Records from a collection
>> BEGIN

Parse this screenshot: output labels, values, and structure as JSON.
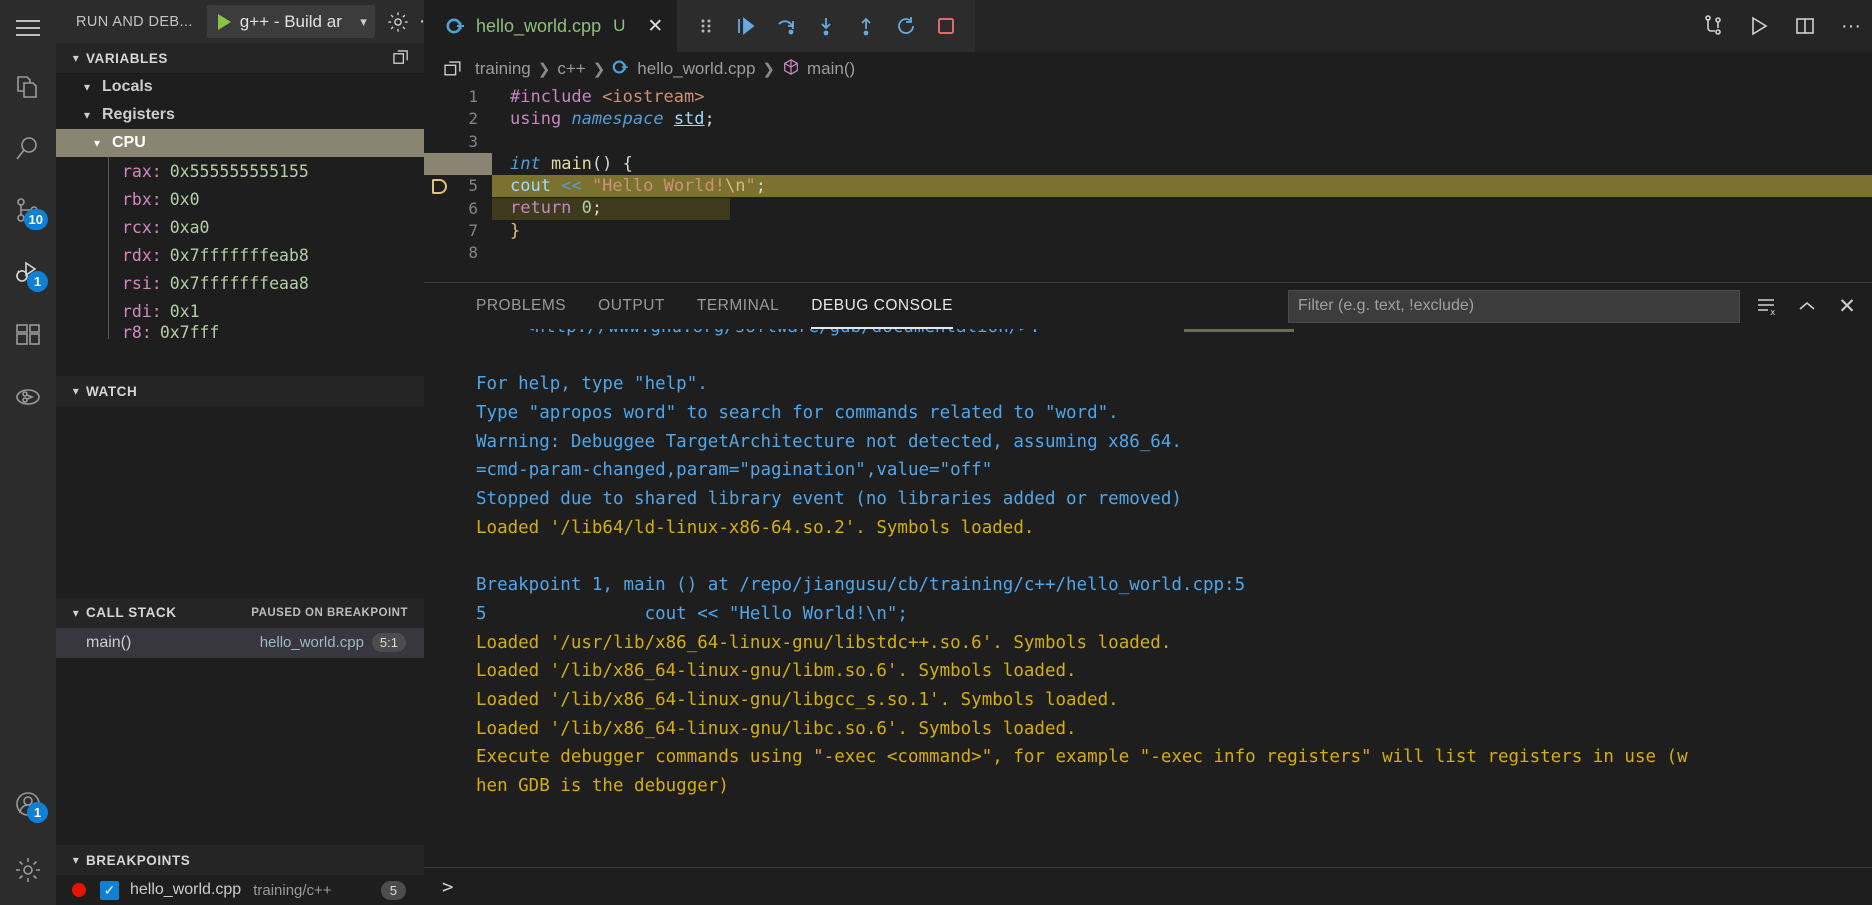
{
  "activitybar": {
    "items": [
      {
        "name": "menu-icon",
        "badge": null
      },
      {
        "name": "explorer-icon",
        "badge": null
      },
      {
        "name": "search-icon",
        "badge": null
      },
      {
        "name": "source-control-icon",
        "badge": "10"
      },
      {
        "name": "run-and-debug-icon",
        "badge": "1"
      },
      {
        "name": "extensions-icon",
        "badge": null
      },
      {
        "name": "testing-icon",
        "badge": null
      },
      {
        "name": "accounts-icon",
        "badge": "1"
      },
      {
        "name": "settings-gear-icon",
        "badge": null
      }
    ]
  },
  "sidebar": {
    "title": "RUN AND DEB...",
    "debug_config": "g++ - Build ar",
    "sections": {
      "variables": {
        "label": "VARIABLES",
        "nodes": [
          {
            "label": "Locals",
            "level": 1,
            "selected": false
          },
          {
            "label": "Registers",
            "level": 1,
            "selected": false
          },
          {
            "label": "CPU",
            "level": 2,
            "selected": true
          }
        ],
        "registers": [
          {
            "name": "rax:",
            "value": "0x555555555155"
          },
          {
            "name": "rbx:",
            "value": "0x0"
          },
          {
            "name": "rcx:",
            "value": "0xa0"
          },
          {
            "name": "rdx:",
            "value": "0x7fffffffeab8"
          },
          {
            "name": "rsi:",
            "value": "0x7fffffffeaa8"
          },
          {
            "name": "rdi:",
            "value": "0x1"
          }
        ]
      },
      "watch": {
        "label": "WATCH"
      },
      "callstack": {
        "label": "CALL STACK",
        "status": "PAUSED ON BREAKPOINT",
        "frames": [
          {
            "name": "main()",
            "file": "hello_world.cpp",
            "line": "5:1"
          }
        ]
      },
      "breakpoints": {
        "label": "BREAKPOINTS",
        "items": [
          {
            "file": "hello_world.cpp",
            "path": "training/c++",
            "line": "5",
            "checked": true
          }
        ]
      }
    }
  },
  "editor": {
    "tab": {
      "filename": "hello_world.cpp",
      "modified_mark": "U"
    },
    "breadcrumbs": [
      "training",
      "c++",
      "hello_world.cpp",
      "main()"
    ],
    "code_lines": [
      {
        "num": "1",
        "text": "#include <iostream>"
      },
      {
        "num": "2",
        "text": "using namespace std;"
      },
      {
        "num": "3",
        "text": ""
      },
      {
        "num": "4",
        "text": "int main() {"
      },
      {
        "num": "5",
        "text": "    cout << \"Hello World!\\n\";"
      },
      {
        "num": "6",
        "text": "    return 0;"
      },
      {
        "num": "7",
        "text": "}"
      },
      {
        "num": "8",
        "text": ""
      }
    ],
    "breakpoint_line": "5",
    "highlighted_line": "5"
  },
  "panel": {
    "tabs": [
      {
        "label": "PROBLEMS",
        "active": false
      },
      {
        "label": "OUTPUT",
        "active": false
      },
      {
        "label": "TERMINAL",
        "active": false
      },
      {
        "label": "DEBUG CONSOLE",
        "active": true
      }
    ],
    "filter_placeholder": "Filter (e.g. text, !exclude)",
    "filter_value": "",
    "console_lines": [
      {
        "text": "<http://www.gnu.org/software/gdb/documentation/>.",
        "color": "blue",
        "indent": 3
      },
      {
        "text": "",
        "color": "blue",
        "indent": 0
      },
      {
        "text": "For help, type \"help\".",
        "color": "blue",
        "indent": 0
      },
      {
        "text": "Type \"apropos word\" to search for commands related to \"word\".",
        "color": "blue",
        "indent": 0
      },
      {
        "text": "Warning: Debuggee TargetArchitecture not detected, assuming x86_64.",
        "color": "blue",
        "indent": 0
      },
      {
        "text": "=cmd-param-changed,param=\"pagination\",value=\"off\"",
        "color": "blue",
        "indent": 0
      },
      {
        "text": "Stopped due to shared library event (no libraries added or removed)",
        "color": "blue",
        "indent": 0
      },
      {
        "text": "Loaded '/lib64/ld-linux-x86-64.so.2'. Symbols loaded.",
        "color": "yellow",
        "indent": 0
      },
      {
        "text": "",
        "color": "blue",
        "indent": 0
      },
      {
        "text": "Breakpoint 1, main () at /repo/jiangusu/cb/training/c++/hello_world.cpp:5",
        "color": "blue",
        "indent": 0
      },
      {
        "text": "5               cout << \"Hello World!\\n\";",
        "color": "blue",
        "indent": 0
      },
      {
        "text": "Loaded '/usr/lib/x86_64-linux-gnu/libstdc++.so.6'. Symbols loaded.",
        "color": "yellow",
        "indent": 0
      },
      {
        "text": "Loaded '/lib/x86_64-linux-gnu/libm.so.6'. Symbols loaded.",
        "color": "yellow",
        "indent": 0
      },
      {
        "text": "Loaded '/lib/x86_64-linux-gnu/libgcc_s.so.1'. Symbols loaded.",
        "color": "yellow",
        "indent": 0
      },
      {
        "text": "Loaded '/lib/x86_64-linux-gnu/libc.so.6'. Symbols loaded.",
        "color": "yellow",
        "indent": 0
      },
      {
        "text": "Execute debugger commands using \"-exec <command>\", for example \"-exec info registers\" will list registers in use (w",
        "color": "yellow",
        "indent": 0
      },
      {
        "text": "hen GDB is the debugger)",
        "color": "yellow",
        "indent": 0
      }
    ],
    "prompt": ">"
  },
  "colors": {
    "accent": "#0e80d6",
    "breakpoint_red": "#e51400",
    "play_green": "#8bc34a",
    "highlight": "#7a722e",
    "console_blue": "#4fa6ea",
    "console_yellow": "#d4af0a"
  }
}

>> END

• Exercise task: Your copy should hold every record word for word and none of the pictures.

• Task solution:
Parse this screenshot: output labels, values, and structure as JSON.
{
  "activitybar": {
    "items": [
      {
        "name": "menu-icon",
        "badge": null
      },
      {
        "name": "explorer-icon",
        "badge": null
      },
      {
        "name": "search-icon",
        "badge": null
      },
      {
        "name": "source-control-icon",
        "badge": "10"
      },
      {
        "name": "run-and-debug-icon",
        "badge": "1"
      },
      {
        "name": "extensions-icon",
        "badge": null
      },
      {
        "name": "testing-icon",
        "badge": null
      },
      {
        "name": "accounts-icon",
        "badge": "1"
      },
      {
        "name": "settings-gear-icon",
        "badge": null
      }
    ]
  },
  "sidebar": {
    "title": "RUN AND DEB...",
    "debug_config": "g++ - Build ar",
    "sections": {
      "variables": {
        "label": "VARIABLES",
        "nodes": [
          {
            "label": "Locals",
            "level": 1,
            "selected": false
          },
          {
            "label": "Registers",
            "level": 1,
            "selected": false
          },
          {
            "label": "CPU",
            "level": 2,
            "selected": true
          }
        ],
        "registers": [
          {
            "name": "rax:",
            "value": "0x555555555155"
          },
          {
            "name": "rbx:",
            "value": "0x0"
          },
          {
            "name": "rcx:",
            "value": "0xa0"
          },
          {
            "name": "rdx:",
            "value": "0x7fffffffeab8"
          },
          {
            "name": "rsi:",
            "value": "0x7fffffffeaa8"
          },
          {
            "name": "rdi:",
            "value": "0x1"
          }
        ]
      },
      "watch": {
        "label": "WATCH"
      },
      "callstack": {
        "label": "CALL STACK",
        "status": "PAUSED ON BREAKPOINT",
        "frames": [
          {
            "name": "main()",
            "file": "hello_world.cpp",
            "line": "5:1"
          }
        ]
      },
      "breakpoints": {
        "label": "BREAKPOINTS",
        "items": [
          {
            "file": "hello_world.cpp",
            "path": "training/c++",
            "line": "5",
            "checked": true
          }
        ]
      }
    }
  },
  "editor": {
    "tab": {
      "filename": "hello_world.cpp",
      "modified_mark": "U"
    },
    "breadcrumbs": [
      "training",
      "c++",
      "hello_world.cpp",
      "main()"
    ],
    "code_lines": [
      {
        "num": "1",
        "text": "#include <iostream>"
      },
      {
        "num": "2",
        "text": "using namespace std;"
      },
      {
        "num": "3",
        "text": ""
      },
      {
        "num": "4",
        "text": "int main() {"
      },
      {
        "num": "5",
        "text": "    cout << \"Hello World!\\n\";"
      },
      {
        "num": "6",
        "text": "    return 0;"
      },
      {
        "num": "7",
        "text": "}"
      },
      {
        "num": "8",
        "text": ""
      }
    ],
    "breakpoint_line": "5",
    "highlighted_line": "5"
  },
  "panel": {
    "tabs": [
      {
        "label": "PROBLEMS",
        "active": false
      },
      {
        "label": "OUTPUT",
        "active": false
      },
      {
        "label": "TERMINAL",
        "active": false
      },
      {
        "label": "DEBUG CONSOLE",
        "active": true
      }
    ],
    "filter_placeholder": "Filter (e.g. text, !exclude)",
    "filter_value": "",
    "console_lines": [
      {
        "text": "<http://www.gnu.org/software/gdb/documentation/>.",
        "color": "blue",
        "indent": 3
      },
      {
        "text": "",
        "color": "blue",
        "indent": 0
      },
      {
        "text": "For help, type \"help\".",
        "color": "blue",
        "indent": 0
      },
      {
        "text": "Type \"apropos word\" to search for commands related to \"word\".",
        "color": "blue",
        "indent": 0
      },
      {
        "text": "Warning: Debuggee TargetArchitecture not detected, assuming x86_64.",
        "color": "blue",
        "indent": 0
      },
      {
        "text": "=cmd-param-changed,param=\"pagination\",value=\"off\"",
        "color": "blue",
        "indent": 0
      },
      {
        "text": "Stopped due to shared library event (no libraries added or removed)",
        "color": "blue",
        "indent": 0
      },
      {
        "text": "Loaded '/lib64/ld-linux-x86-64.so.2'. Symbols loaded.",
        "color": "yellow",
        "indent": 0
      },
      {
        "text": "",
        "color": "blue",
        "indent": 0
      },
      {
        "text": "Breakpoint 1, main () at /repo/jiangusu/cb/training/c++/hello_world.cpp:5",
        "color": "blue",
        "indent": 0
      },
      {
        "text": "5               cout << \"Hello World!\\n\";",
        "color": "blue",
        "indent": 0
      },
      {
        "text": "Loaded '/usr/lib/x86_64-linux-gnu/libstdc++.so.6'. Symbols loaded.",
        "color": "yellow",
        "indent": 0
      },
      {
        "text": "Loaded '/lib/x86_64-linux-gnu/libm.so.6'. Symbols loaded.",
        "color": "yellow",
        "indent": 0
      },
      {
        "text": "Loaded '/lib/x86_64-linux-gnu/libgcc_s.so.1'. Symbols loaded.",
        "color": "yellow",
        "indent": 0
      },
      {
        "text": "Loaded '/lib/x86_64-linux-gnu/libc.so.6'. Symbols loaded.",
        "color": "yellow",
        "indent": 0
      },
      {
        "text": "Execute debugger commands using \"-exec <command>\", for example \"-exec info registers\" will list registers in use (w",
        "color": "yellow",
        "indent": 0
      },
      {
        "text": "hen GDB is the debugger)",
        "color": "yellow",
        "indent": 0
      }
    ],
    "prompt": ">"
  },
  "colors": {
    "accent": "#0e80d6",
    "breakpoint_red": "#e51400",
    "play_green": "#8bc34a",
    "highlight": "#7a722e",
    "console_blue": "#4fa6ea",
    "console_yellow": "#d4af0a"
  }
}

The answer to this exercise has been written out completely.